[PASSAGE GIVEN]:
-- begin --

The Wallaby backline shakeup, disaster or salvation?

The Israel Folau debacle has sent waves throughout the rugby fraternity, seeing the vast majority unite in their condemnation of the Union, League and Aussie Rules star's comments. With Rugby Australia and the NSW Waratahs set to terminate his contract, will Folau's absence be the cause for a backline shakeup that spells disaster or potential salvation?

By Alistair Stokes
11th April 2019
By Alistair Stokes
11th April 2019

Who slots in at fullback? Will the Wallabies need a new dimension without the threat of Folau? How much more pressure will Aussie wings come under in the ariel battle? Questions are plentiful when it comes to the disruption of Michael Cheika's backline following Israel Folau’s sensational fallout with Rugby Australia. But, with a number of recently or soon to be returned stars at their disposal, there is every chance Folau's ejection could serve as a much-needed wakeup call for the struggling Wallabies.

Personal views aside for a moment, the fact stands that Folau is one of the best fullbacks in World Rugby, that’s a non-negotiable truth and only New Zealand's Ben Smith can truly contend for the number one spot.

-- end --

[RAW RECORDS]:
-- begin --

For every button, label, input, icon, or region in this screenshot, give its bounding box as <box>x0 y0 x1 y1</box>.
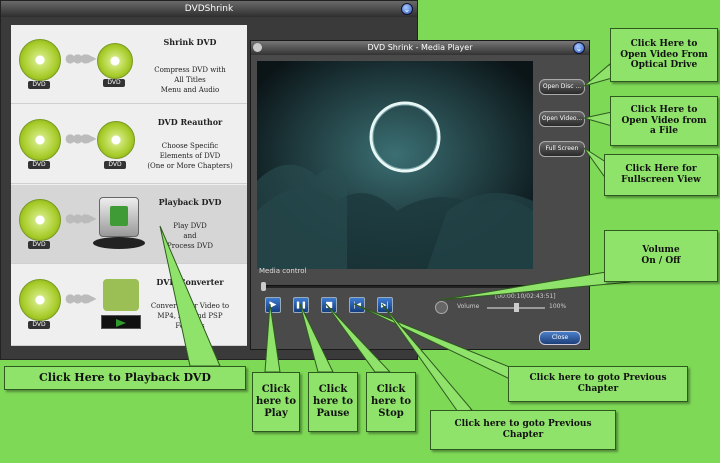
callout-text: Click here to Stop <box>370 384 412 419</box>
callout-text: Click Here to Open Video from a File <box>621 104 707 137</box>
callout-pause: Click here to Pause <box>308 372 358 432</box>
callout-play: Click here to Play <box>252 372 300 432</box>
callout-text: Click here to Play <box>255 384 297 419</box>
callout-text: Volume On / Off <box>641 245 681 266</box>
callout-open-optical: Click Here to Open Video From Optical Dr… <box>610 28 718 82</box>
callout-text: Click here to goto Previous Chapter <box>529 373 667 394</box>
callout-stop: Click here to Stop <box>366 372 416 432</box>
callout-previous-chapter-upper: Click here to goto Previous Chapter <box>508 366 688 402</box>
callout-text: Click Here to Open Video From Optical Dr… <box>620 38 708 71</box>
callout-text: Click here to goto Previous Chapter <box>454 419 592 440</box>
callout-volume: Volume On / Off <box>604 230 718 282</box>
callout-text: Click Here for Fullscreen View <box>621 164 701 185</box>
callout-text: Click here to Pause <box>312 384 354 419</box>
callout-open-file: Click Here to Open Video from a File <box>610 96 718 146</box>
callout-text: Click Here to Playback DVD <box>39 371 211 385</box>
callout-playback: Click Here to Playback DVD <box>4 366 246 390</box>
callout-fullscreen: Click Here for Fullscreen View <box>604 154 718 196</box>
callout-previous-chapter-lower: Click here to goto Previous Chapter <box>430 410 616 450</box>
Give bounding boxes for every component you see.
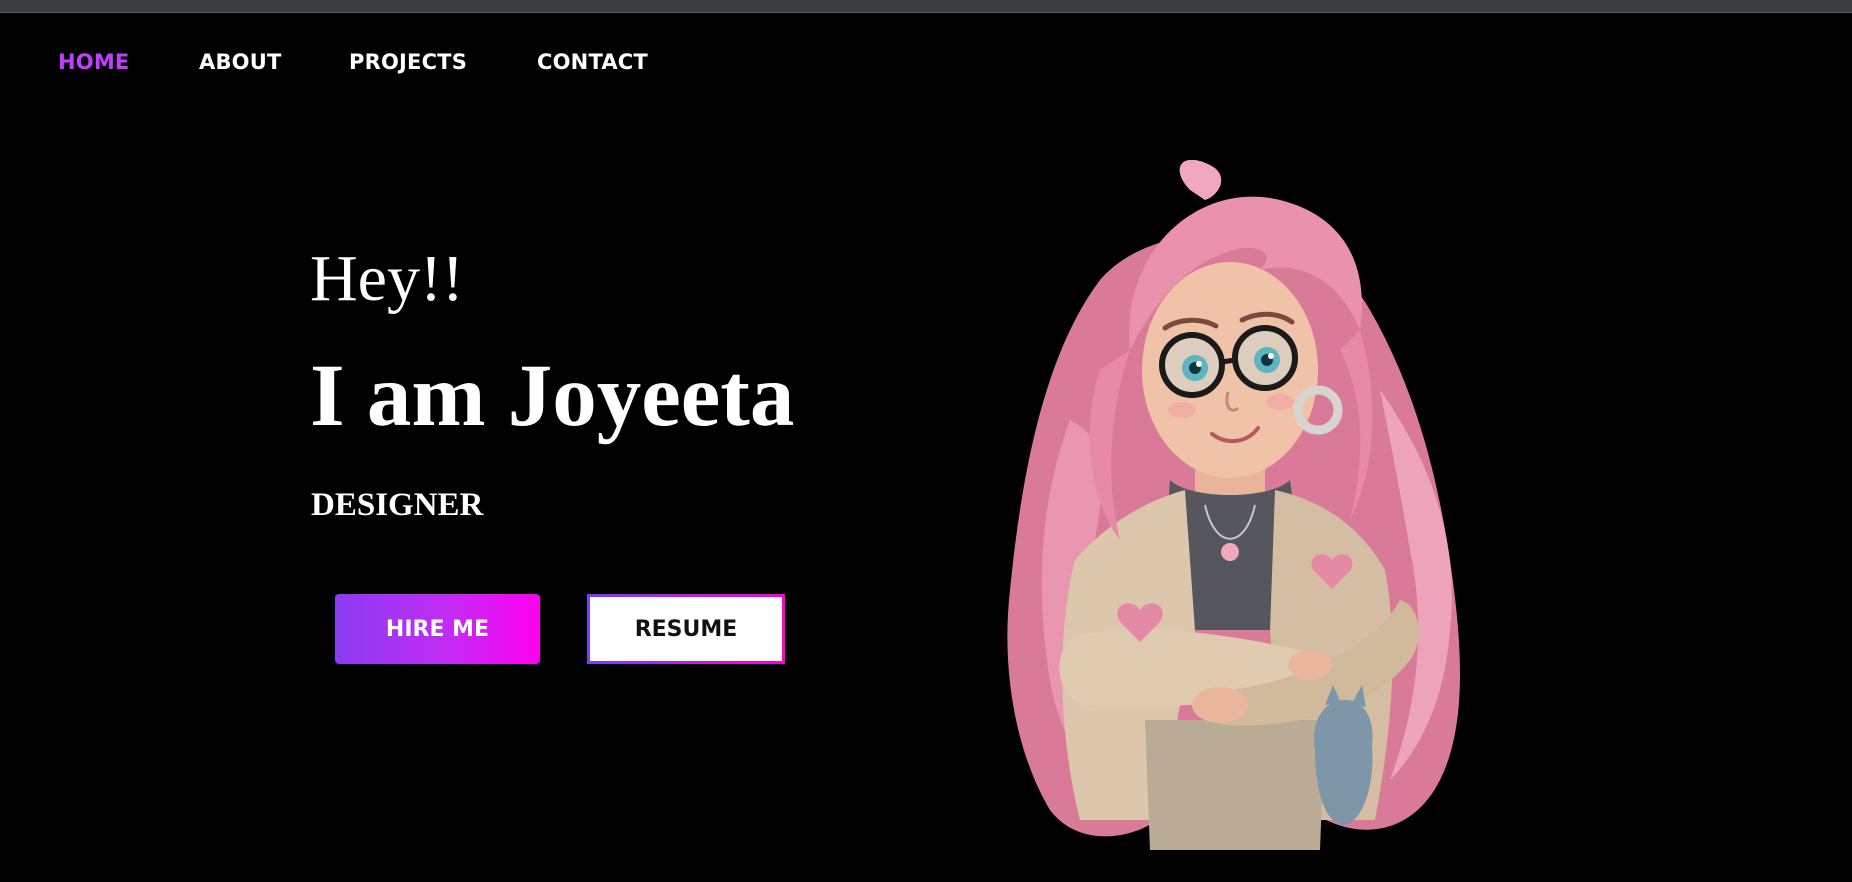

-- end --

[REQUIRED TASK 1]:
In the article on the Wallaby backline shakeup, which New Zealand player is named as the only one who can truly contend with Folau for the number one fullback spot?
[REQUIRED TASK 2]:
From the article on the Wallaby backline shakeup, output the passage starting at "Personal views aside" and ending at "number one spot.", copied word for word.
[REQUIRED TASK 3]:
Go on with the article on the Wallaby backline shakeup, picking up after its last sentence.

[RIGHT ANSWER 1]:
Ben Smith.

[RIGHT ANSWER 2]:
Personal views aside for a moment, the fact stands that Folau is one of the best fullbacks in World Rugby, that’s a non-negotiable truth and only New Zealand's Ben Smith can truly contend for the number one spot.

[RIGHT ANSWER 3]:
You'll be hard pressed to find another Rugby Union player that can compete with Folau's outrageous vertical jump under a highball or cross-field kick. His running game is none too shabby either. Truly, the Sydney Suburb-born fullback is one of the best in the game at what he does. Or at least he was when the week started.

So with this gaping hole in the Aussie backfield previously inhabited by Folau for the better part of a decade, how can Cheika and his fellow coaches make up their losses? Well, the options are as abundant as they are diverse.

The simplest decision would be for one of Melbourne Rebels man Dane Haylett-Petty or Brumbies star Tom Banks to assume the fullback role on a permanent basis. Haylett-Petty impressed immensely during his early Wallaby career, and would benefit from being safe in the knowledge that fullback would be his regular role. Excellence craves consistency.

The four-times capped Banks offers a marginally more potent running game than Haylett-Petty, but the question hovering above the former Reds man is whether he will be up to the task of the modern game’s territorial and kicking game - and in a World Cup year no less.

Next in the pecking order, we have Action Man, Captain Fantastic, probably the closest thing to a Swiss army knife in Australian Rugby. This is, of course, Haylett-Petty's fellow Rebel, Reece Hodge. Able to play anywhere in the backline aside from scrum-half - although I'm sure even he himself would get a kick at the sight of his towering, muscle-bound frame attempting to ferret the ball out of each ruck - Hodge is in possession of a similarly rangy athletic frame to Folau, but cannot boast the same gravity-defying feats, suited more for the ground battle.

Think of Folau as a bounding cat leaping from rooftop to rooftop catching stray birds mid-flight and Hodge as a bounding blond Labrador with one hell of a kick and a tendency to bowl someone over when overly excited.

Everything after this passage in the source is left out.